> Texte fourni

Vedette

barachois (n. m.)
[baʀaʃwɑ]

Définition

Étendue d'eau naturelle peu profonde, de nature marécageuse, située généralement à l'embouchure d'une rivière et séparée de la mer par une barre de sable et de gravier coupée par un étroit passage qui permet des échanges d'eau entre la lagune et la mer; (par méton.) la barre elle-même.
Le barachois de Malbaie, de Carleton, de Paspébiac.
[État des données: avancé]

Variante(s) graphique(s)

Variantes les plus anciennes: barachoa (1662) et barrachoa (1689), barachoy (1675). Aussi: barrachois (depuis 1752), bar(r)achoua (1754). – L'orthographe barachois domine nettement depuis son apparition, en 1720.

Variante(s) polymorphique(s)

(Par étymologie populaire) barre-à-choir (parfois écrit barre à cheoir, ou avec des traits d'union).
Citation(s) Référence(s)
Aux Ylles S pierre lemouillage nest pas bon pour de gros vaisseaux parce qu'il ne peuvent entrer dans Le barachoy qui est un havre de maré pour les moien batiment. Dans la rade le fons est mellié [= mêlé] de sable et de roche. Quant on ni demeur quelque temps il fault liegés les cables [«les garnir de liège»] ou bien il se coupe.
1676, de Courcelle, dans H. Harrisse, Découverte et évolution cartographique de Terre-Neuve et des pays circonvoisins, 1900, p. 318.
[archives et textes anciens]
Une chaîne de montagnes assez hautes, fait le fond du tableau: la bordure est un côteau bien soûtenu par un rivage graveleux et uni. Un barachois de près d'une lieue de long, qui se remplit dans les grandes marées et laisse dans les marées ordinaires plusieurs islots et battures à découvert, contraste par son calme avec l'agitation de la mer souvent irritée. La dune qui l'en sépare à environ 25 arpens de la côte, semble lui défendre impérieusement d'en venir troubler le repos, et le même coup d'œil contemple simultanément le calme et la tempête.

> Données fournies
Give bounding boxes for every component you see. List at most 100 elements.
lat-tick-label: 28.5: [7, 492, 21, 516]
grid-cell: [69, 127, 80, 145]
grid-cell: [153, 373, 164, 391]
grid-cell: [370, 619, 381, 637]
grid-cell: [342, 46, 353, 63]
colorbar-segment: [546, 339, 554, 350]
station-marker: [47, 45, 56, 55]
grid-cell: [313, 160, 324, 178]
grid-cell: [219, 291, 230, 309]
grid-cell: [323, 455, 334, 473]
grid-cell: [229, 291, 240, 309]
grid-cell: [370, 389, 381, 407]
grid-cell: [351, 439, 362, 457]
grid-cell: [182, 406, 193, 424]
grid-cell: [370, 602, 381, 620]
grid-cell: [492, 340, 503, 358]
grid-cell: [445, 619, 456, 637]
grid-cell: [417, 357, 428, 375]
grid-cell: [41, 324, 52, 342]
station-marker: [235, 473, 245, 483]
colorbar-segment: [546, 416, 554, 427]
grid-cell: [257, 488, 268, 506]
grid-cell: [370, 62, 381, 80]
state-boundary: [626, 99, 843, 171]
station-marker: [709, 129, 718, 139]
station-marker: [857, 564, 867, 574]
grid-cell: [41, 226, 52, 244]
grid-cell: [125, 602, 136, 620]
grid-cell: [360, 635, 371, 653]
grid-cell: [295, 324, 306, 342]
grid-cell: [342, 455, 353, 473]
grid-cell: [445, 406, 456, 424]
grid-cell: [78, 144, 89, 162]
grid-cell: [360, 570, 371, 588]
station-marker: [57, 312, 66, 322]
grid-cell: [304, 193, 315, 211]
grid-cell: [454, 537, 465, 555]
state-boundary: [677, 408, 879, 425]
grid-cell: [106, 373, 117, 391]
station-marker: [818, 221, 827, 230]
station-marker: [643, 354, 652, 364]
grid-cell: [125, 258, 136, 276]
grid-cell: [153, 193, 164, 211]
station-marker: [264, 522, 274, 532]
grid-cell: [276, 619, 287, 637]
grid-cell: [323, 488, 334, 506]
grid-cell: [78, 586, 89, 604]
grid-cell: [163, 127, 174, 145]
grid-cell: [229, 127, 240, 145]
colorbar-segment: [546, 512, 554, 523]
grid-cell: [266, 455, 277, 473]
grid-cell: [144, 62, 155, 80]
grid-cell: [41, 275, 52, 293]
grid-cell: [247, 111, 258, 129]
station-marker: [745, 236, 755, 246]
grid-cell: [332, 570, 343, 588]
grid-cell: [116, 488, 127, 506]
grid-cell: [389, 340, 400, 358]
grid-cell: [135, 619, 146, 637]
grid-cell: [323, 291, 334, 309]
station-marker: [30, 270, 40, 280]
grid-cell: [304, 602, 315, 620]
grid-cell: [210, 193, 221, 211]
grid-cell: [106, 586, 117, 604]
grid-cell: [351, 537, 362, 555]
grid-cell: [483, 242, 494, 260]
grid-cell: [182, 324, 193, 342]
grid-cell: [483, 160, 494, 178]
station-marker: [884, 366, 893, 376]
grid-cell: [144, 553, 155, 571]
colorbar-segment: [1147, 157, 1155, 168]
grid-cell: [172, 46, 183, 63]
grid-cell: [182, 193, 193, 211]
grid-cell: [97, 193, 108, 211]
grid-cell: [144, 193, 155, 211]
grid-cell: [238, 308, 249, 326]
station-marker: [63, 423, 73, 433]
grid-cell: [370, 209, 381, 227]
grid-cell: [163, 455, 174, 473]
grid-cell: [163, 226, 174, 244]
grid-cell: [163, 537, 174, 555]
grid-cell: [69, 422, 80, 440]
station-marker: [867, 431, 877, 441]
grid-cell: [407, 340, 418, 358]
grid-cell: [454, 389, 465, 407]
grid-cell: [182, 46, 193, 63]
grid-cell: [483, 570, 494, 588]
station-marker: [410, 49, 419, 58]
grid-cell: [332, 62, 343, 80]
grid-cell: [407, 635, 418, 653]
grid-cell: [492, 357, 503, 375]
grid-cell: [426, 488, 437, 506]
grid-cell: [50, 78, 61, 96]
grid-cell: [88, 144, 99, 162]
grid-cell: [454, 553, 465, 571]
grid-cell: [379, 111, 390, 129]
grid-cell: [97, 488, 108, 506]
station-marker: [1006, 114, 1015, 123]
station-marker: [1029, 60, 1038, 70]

> Consignes
1) D'après la fiche sur le barachois, depuis quelle année l'orthographe « barachois » domine-t-elle nettement ?
2) Recopiez mot pour mot un passage de la fiche sur le barachois : commencez aux mots « [État des données: avancé] » et arrêtez-vous après « Variante(s) polymorphique(s) ».
Appuyez-vous uniquement sur la fiche sur le barachois.

> Réponses
1) Depuis 1720.

2)
[État des données: avancé]

Variante(s) graphique(s)

Variantes les plus anciennes: barachoa (1662) et barrachoa (1689), barachoy (1675). Aussi: barrachois (depuis 1752), bar(r)achoua (1754). – L'orthographe barachois domine nettement depuis son apparition, en 1720.

Variante(s) polymorphique(s)